How many lines of these entries include the string "true"? State the number alone.

__Material for this exercise__.
────────────────────
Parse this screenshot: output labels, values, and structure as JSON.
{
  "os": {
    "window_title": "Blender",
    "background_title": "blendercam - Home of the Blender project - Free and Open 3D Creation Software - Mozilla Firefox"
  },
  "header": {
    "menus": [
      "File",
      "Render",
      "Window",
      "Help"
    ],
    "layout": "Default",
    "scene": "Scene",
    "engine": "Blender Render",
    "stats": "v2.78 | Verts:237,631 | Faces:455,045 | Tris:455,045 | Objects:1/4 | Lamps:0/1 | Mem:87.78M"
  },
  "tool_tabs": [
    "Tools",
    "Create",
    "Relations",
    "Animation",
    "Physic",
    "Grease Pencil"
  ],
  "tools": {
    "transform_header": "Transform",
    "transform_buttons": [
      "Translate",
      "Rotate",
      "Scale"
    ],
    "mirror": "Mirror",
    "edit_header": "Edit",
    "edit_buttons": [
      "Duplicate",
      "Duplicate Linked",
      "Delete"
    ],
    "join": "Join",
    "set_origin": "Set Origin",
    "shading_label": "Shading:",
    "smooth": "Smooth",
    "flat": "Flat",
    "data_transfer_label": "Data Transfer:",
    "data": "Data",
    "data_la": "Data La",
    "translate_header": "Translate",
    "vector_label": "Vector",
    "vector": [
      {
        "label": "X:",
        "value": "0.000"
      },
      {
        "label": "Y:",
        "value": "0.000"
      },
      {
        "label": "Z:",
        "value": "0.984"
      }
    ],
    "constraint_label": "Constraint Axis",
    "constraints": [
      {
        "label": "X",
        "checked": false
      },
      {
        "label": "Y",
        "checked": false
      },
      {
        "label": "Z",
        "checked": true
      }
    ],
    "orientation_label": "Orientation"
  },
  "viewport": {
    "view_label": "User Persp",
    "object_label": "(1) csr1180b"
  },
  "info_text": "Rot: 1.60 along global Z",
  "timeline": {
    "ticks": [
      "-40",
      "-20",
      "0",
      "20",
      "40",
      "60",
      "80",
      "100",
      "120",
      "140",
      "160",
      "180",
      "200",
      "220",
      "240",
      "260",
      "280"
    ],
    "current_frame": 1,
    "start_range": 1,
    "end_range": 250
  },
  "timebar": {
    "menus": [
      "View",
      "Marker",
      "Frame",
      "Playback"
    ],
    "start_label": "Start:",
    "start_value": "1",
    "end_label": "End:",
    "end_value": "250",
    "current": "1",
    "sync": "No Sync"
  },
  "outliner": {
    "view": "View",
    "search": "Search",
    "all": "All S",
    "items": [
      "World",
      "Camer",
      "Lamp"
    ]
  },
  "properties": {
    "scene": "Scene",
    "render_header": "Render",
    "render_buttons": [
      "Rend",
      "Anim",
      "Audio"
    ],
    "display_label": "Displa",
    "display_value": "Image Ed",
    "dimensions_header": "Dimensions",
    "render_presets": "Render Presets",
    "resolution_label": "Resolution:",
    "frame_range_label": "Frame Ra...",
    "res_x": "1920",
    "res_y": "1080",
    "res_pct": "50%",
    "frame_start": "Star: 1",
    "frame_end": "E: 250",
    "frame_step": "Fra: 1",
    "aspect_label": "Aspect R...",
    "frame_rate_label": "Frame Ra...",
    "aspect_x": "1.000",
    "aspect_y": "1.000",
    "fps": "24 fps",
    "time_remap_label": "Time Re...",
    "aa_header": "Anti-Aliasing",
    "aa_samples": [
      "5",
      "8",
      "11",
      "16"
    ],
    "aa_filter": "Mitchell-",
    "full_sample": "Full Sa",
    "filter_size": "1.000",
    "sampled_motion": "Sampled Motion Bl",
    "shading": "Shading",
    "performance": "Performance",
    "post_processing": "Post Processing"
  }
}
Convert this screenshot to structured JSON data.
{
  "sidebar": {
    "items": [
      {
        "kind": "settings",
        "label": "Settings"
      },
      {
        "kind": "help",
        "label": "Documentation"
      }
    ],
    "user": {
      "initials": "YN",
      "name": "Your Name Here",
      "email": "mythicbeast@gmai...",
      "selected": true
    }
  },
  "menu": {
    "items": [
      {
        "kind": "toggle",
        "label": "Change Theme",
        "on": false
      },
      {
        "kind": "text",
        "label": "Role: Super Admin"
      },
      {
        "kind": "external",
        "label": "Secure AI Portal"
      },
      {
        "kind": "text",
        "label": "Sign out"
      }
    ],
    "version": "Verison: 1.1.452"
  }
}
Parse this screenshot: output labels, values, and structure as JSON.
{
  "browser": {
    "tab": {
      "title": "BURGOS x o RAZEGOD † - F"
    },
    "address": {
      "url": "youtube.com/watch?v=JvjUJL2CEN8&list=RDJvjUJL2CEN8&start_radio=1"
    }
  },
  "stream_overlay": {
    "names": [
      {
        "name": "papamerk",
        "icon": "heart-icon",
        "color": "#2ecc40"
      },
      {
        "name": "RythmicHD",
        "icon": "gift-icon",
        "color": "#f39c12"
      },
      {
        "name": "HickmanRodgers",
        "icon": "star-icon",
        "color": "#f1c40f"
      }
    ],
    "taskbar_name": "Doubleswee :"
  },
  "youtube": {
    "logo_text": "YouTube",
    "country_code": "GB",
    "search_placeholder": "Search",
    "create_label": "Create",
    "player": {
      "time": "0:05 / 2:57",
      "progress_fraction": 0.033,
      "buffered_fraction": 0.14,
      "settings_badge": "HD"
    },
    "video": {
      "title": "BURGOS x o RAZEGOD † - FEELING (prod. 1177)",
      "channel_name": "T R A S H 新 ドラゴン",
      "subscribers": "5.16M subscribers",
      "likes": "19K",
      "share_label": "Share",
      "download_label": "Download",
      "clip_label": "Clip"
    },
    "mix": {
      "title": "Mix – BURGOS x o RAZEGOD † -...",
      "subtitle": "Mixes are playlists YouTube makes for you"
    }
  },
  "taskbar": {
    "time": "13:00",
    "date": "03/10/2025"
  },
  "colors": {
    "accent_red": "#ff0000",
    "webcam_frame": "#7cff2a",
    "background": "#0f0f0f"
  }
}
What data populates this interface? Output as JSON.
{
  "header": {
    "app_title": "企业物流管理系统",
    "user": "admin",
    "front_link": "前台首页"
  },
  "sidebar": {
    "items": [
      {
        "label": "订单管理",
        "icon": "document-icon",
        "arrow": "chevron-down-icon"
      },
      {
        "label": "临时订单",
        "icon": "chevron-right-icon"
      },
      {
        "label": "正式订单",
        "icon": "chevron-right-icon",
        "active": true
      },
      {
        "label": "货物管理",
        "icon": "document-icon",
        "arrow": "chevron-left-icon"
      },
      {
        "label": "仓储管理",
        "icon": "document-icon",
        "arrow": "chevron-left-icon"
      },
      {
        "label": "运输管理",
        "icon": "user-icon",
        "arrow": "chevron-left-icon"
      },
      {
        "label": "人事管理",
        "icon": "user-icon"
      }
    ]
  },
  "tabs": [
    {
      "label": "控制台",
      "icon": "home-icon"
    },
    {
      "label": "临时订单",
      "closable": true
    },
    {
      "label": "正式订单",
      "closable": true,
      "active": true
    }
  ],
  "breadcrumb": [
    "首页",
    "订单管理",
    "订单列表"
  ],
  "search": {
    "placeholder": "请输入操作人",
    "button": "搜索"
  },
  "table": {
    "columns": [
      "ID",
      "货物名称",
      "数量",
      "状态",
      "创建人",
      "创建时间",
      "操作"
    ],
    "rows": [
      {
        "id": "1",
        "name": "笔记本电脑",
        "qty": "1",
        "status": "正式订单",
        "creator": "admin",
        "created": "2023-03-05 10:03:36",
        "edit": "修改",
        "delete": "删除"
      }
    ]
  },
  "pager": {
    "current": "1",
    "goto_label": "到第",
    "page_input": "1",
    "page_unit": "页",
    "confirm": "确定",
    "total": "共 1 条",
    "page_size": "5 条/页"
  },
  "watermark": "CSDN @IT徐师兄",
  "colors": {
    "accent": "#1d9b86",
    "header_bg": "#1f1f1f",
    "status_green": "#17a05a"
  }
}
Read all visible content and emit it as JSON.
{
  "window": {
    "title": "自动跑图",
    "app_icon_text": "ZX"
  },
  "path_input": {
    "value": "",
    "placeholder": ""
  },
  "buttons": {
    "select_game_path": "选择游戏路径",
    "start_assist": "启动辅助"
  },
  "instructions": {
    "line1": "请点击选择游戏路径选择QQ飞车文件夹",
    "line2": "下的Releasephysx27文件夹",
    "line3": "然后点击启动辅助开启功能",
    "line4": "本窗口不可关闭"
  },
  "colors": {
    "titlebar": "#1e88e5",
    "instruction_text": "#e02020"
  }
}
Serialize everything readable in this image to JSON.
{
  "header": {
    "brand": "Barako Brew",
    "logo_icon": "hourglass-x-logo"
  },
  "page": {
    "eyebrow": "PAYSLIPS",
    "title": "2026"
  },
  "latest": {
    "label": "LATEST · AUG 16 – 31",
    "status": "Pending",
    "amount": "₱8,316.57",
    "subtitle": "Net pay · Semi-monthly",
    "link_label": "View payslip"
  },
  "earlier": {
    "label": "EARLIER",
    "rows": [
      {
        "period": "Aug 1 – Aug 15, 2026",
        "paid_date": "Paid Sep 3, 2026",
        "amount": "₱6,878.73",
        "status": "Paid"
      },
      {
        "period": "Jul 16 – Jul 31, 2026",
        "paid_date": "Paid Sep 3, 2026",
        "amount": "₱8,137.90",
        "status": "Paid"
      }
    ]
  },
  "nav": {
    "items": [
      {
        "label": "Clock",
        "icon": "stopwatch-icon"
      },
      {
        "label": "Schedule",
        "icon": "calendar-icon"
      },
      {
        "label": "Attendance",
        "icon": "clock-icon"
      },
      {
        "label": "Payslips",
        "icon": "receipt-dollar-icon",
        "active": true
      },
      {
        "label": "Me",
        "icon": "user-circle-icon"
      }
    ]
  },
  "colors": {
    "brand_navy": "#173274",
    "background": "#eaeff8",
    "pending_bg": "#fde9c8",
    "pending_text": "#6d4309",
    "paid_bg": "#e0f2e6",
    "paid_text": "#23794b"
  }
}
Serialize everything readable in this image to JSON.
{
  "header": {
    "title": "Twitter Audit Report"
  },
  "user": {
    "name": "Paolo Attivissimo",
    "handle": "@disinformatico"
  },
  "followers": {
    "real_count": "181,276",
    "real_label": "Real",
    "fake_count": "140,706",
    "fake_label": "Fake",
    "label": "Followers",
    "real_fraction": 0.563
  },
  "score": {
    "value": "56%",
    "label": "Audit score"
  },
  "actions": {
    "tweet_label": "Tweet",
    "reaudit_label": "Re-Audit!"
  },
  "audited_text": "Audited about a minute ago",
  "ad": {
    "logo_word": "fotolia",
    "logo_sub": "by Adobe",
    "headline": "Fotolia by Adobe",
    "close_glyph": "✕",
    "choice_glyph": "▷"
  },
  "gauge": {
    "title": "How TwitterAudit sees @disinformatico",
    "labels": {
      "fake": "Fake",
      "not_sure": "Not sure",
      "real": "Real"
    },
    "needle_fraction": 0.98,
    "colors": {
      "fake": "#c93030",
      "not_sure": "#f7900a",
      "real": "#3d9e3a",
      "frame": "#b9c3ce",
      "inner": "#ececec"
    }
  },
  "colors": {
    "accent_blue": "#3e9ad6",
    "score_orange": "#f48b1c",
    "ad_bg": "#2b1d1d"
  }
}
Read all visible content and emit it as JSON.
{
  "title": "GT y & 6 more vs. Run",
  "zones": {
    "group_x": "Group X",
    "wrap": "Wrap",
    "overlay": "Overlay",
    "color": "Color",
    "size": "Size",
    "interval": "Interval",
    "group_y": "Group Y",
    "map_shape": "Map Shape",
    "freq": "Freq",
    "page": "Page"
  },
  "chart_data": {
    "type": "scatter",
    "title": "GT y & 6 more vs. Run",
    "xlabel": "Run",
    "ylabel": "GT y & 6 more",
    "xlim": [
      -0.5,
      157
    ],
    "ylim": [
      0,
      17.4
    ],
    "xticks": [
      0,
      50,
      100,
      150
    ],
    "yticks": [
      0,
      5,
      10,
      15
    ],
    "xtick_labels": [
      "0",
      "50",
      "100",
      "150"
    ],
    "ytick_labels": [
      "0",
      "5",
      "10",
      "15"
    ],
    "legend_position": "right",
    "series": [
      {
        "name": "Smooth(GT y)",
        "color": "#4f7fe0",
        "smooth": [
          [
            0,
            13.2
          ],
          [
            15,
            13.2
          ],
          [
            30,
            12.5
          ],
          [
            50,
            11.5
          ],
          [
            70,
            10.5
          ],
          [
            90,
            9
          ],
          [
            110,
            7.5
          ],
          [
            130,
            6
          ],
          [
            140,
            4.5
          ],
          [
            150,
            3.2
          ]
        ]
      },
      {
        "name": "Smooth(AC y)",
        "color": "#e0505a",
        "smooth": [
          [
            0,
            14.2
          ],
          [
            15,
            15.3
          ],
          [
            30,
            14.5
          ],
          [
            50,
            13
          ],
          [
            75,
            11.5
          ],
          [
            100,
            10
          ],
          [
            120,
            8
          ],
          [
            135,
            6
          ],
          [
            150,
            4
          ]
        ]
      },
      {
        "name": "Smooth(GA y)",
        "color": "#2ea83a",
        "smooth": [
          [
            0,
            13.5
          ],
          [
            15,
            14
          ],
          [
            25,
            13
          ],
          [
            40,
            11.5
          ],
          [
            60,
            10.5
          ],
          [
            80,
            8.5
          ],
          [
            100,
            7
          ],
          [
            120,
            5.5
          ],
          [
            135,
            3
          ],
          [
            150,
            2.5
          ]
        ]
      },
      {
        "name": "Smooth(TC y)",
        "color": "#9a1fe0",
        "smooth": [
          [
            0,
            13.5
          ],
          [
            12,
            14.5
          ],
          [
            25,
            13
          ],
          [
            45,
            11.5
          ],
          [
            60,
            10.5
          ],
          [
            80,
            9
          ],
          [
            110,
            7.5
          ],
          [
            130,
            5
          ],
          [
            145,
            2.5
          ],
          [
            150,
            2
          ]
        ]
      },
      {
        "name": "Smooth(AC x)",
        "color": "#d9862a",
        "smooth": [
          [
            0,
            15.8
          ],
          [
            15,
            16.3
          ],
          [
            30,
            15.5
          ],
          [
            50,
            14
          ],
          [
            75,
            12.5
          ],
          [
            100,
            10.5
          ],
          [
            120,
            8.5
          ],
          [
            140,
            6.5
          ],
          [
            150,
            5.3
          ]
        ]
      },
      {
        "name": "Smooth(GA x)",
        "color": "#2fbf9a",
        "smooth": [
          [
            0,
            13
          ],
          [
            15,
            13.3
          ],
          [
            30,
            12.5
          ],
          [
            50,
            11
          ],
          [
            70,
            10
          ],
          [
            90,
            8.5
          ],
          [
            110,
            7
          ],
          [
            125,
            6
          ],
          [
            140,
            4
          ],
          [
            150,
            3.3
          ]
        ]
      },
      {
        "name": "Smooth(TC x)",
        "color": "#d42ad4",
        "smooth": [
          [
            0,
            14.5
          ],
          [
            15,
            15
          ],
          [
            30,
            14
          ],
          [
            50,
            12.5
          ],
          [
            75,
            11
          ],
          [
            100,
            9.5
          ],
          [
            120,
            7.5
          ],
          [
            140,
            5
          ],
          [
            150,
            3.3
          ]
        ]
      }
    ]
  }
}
────────────────────
__Exercise output__. 7